- **Figure collection entries**
..............................

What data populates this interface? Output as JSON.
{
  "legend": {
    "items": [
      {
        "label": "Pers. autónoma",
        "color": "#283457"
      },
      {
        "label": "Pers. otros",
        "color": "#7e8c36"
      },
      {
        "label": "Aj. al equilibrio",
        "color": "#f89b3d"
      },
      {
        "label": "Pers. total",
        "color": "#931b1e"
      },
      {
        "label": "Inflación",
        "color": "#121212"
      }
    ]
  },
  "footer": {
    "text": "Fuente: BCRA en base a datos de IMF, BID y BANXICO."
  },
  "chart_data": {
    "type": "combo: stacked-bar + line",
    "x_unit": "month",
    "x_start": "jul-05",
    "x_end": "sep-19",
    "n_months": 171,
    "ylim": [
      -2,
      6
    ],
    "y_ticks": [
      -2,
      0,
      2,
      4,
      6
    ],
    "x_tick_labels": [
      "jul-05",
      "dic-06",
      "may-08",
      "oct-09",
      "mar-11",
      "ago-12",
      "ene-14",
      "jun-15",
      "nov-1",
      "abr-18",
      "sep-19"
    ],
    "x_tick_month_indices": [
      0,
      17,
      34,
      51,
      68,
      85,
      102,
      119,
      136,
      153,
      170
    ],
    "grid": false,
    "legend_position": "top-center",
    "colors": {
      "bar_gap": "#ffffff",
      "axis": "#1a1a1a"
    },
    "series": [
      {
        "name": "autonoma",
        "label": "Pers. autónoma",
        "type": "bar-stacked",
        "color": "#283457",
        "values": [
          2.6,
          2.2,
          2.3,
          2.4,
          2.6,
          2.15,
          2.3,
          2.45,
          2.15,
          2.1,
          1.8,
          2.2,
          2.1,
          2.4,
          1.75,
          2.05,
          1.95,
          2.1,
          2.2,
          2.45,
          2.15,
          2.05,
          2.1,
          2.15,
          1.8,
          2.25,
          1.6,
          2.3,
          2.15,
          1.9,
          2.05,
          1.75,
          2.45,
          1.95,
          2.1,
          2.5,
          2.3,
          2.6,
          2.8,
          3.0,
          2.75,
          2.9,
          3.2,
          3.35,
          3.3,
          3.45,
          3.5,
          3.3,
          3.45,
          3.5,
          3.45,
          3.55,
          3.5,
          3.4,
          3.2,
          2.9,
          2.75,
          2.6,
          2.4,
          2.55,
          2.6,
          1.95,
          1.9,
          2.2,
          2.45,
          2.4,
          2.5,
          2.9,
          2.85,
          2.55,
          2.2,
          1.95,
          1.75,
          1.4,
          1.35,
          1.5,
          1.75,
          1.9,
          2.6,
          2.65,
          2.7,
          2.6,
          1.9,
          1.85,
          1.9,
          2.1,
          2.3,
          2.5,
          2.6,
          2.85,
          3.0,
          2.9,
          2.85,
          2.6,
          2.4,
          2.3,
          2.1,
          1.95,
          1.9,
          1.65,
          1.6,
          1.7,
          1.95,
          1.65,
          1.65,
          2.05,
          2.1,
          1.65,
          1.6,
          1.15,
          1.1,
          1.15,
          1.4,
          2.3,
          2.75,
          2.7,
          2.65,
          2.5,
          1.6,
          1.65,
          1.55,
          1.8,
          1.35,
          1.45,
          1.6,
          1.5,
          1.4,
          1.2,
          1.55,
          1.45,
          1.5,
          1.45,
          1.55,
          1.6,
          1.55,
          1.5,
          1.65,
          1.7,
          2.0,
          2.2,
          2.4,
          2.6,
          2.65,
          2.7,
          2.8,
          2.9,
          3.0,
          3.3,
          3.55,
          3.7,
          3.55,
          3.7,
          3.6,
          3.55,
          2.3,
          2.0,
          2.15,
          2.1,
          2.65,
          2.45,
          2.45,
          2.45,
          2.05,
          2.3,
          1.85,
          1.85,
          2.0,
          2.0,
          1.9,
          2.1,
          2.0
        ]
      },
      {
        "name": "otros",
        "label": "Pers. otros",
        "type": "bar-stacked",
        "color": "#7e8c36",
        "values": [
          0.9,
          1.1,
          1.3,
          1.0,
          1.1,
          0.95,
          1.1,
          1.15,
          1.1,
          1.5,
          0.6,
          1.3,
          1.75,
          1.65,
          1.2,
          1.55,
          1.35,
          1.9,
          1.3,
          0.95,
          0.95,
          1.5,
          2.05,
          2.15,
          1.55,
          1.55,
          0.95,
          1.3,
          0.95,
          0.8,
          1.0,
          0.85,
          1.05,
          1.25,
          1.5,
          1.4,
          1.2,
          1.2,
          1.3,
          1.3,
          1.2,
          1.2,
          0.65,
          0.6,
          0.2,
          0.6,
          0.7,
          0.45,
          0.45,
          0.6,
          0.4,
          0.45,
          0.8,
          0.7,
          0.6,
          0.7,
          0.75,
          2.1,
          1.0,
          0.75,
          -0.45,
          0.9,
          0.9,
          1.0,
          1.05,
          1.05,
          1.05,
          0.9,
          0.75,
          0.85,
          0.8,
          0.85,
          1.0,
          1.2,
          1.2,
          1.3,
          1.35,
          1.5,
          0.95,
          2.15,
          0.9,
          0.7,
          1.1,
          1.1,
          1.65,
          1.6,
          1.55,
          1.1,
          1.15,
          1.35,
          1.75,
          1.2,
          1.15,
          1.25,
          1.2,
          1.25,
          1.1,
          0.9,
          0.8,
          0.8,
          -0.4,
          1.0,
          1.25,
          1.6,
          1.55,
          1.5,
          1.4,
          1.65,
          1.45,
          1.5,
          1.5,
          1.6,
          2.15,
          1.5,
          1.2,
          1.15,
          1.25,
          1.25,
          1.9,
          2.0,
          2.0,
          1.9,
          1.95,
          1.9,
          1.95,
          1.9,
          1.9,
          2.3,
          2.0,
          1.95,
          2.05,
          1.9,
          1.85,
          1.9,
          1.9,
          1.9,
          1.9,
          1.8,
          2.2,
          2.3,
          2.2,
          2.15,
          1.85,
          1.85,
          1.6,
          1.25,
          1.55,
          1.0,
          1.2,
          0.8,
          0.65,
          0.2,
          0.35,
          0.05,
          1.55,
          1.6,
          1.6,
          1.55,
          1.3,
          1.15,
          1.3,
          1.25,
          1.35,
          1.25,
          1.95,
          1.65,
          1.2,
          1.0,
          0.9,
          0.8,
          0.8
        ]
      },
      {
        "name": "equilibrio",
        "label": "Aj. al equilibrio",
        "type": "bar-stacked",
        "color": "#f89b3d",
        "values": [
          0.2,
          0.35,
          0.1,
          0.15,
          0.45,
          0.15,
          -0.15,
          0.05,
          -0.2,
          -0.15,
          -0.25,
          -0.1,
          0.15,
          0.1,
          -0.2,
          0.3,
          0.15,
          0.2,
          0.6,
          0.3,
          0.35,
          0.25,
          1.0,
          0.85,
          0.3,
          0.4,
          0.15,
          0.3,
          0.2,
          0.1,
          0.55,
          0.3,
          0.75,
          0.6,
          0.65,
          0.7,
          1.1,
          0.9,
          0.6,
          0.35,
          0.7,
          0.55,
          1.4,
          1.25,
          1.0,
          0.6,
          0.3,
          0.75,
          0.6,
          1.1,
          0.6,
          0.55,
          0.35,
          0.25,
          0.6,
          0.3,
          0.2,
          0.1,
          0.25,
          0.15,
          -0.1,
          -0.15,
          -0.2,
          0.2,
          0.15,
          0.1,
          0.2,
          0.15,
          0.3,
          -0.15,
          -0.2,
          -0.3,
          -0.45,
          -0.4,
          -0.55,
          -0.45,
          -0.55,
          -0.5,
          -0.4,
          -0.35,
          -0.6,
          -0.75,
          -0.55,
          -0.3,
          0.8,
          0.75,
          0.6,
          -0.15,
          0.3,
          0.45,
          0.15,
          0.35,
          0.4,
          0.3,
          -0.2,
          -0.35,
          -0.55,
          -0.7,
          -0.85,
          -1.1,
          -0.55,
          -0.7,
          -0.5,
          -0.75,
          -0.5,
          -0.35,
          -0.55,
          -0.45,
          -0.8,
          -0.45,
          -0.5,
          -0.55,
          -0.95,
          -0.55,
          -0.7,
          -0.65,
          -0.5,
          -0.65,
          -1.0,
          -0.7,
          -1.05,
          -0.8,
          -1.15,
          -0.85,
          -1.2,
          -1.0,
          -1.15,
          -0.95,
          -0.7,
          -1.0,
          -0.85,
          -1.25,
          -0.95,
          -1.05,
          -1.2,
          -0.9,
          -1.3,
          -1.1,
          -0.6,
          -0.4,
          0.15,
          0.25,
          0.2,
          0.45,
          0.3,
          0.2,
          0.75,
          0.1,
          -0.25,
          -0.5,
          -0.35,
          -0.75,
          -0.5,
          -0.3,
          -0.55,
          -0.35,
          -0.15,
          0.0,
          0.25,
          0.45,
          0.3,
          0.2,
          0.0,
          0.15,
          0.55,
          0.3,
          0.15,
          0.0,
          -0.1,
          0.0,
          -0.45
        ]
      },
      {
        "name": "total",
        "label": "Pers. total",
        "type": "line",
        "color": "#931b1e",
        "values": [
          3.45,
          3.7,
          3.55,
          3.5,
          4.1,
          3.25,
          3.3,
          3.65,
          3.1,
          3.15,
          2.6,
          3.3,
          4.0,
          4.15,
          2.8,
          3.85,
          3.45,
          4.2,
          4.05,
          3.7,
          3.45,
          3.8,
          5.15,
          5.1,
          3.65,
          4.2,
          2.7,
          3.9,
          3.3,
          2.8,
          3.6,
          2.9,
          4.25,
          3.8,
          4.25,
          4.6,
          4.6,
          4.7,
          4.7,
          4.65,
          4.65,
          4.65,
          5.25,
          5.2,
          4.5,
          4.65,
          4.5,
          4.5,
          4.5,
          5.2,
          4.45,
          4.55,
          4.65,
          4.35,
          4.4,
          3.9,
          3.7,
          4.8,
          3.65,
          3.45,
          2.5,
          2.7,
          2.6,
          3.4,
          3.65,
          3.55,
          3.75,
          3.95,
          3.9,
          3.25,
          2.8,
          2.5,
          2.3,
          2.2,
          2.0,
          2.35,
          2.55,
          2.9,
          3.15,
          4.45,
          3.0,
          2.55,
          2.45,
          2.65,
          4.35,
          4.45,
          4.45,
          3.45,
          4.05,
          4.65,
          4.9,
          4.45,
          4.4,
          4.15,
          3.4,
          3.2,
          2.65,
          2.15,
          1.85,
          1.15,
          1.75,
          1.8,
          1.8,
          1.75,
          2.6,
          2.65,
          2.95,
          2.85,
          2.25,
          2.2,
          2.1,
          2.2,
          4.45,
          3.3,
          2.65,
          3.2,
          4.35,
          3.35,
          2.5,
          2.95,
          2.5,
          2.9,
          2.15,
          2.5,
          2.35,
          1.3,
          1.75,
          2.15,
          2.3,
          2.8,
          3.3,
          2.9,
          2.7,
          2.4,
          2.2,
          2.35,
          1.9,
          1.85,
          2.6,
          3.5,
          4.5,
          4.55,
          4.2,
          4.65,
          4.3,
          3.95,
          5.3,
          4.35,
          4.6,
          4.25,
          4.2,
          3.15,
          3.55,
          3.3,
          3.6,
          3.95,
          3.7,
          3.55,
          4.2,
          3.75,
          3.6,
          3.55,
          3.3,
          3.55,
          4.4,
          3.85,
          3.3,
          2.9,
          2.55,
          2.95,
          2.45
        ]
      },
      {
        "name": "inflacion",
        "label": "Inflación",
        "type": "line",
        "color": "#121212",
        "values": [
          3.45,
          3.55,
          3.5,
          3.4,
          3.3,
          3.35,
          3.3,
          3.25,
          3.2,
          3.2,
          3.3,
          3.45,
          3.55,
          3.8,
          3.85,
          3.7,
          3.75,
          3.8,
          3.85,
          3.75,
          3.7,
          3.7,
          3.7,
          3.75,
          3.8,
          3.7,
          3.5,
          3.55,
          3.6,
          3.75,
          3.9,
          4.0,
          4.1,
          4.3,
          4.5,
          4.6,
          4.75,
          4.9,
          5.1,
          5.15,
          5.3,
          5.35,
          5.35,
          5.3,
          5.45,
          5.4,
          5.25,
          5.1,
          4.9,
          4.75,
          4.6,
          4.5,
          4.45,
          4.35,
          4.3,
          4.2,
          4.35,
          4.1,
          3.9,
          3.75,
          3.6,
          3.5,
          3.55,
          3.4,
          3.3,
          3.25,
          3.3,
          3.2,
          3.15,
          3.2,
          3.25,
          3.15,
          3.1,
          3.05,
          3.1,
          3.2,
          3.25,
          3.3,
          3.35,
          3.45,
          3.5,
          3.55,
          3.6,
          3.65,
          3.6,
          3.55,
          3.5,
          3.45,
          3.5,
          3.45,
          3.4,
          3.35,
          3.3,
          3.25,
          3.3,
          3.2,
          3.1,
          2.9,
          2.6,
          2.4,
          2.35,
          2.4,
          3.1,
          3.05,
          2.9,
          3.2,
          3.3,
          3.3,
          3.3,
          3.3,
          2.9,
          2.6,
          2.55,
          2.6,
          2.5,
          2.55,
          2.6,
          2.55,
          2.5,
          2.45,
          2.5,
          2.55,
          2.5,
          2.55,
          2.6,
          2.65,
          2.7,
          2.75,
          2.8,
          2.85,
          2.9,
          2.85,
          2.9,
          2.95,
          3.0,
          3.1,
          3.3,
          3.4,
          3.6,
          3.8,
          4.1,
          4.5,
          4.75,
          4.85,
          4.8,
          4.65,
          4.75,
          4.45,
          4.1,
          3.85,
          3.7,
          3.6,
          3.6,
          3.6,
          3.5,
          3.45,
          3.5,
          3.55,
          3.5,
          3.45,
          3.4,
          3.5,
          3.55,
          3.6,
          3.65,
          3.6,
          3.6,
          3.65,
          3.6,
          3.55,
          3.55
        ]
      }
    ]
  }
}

..............................

Copy down every line of the entries containing the word "name".

- **Correct result**
        "name": "autonoma",
        "name": "otros",
        "name": "equilibrio",
        "name": "total",
        "name": "inflacion",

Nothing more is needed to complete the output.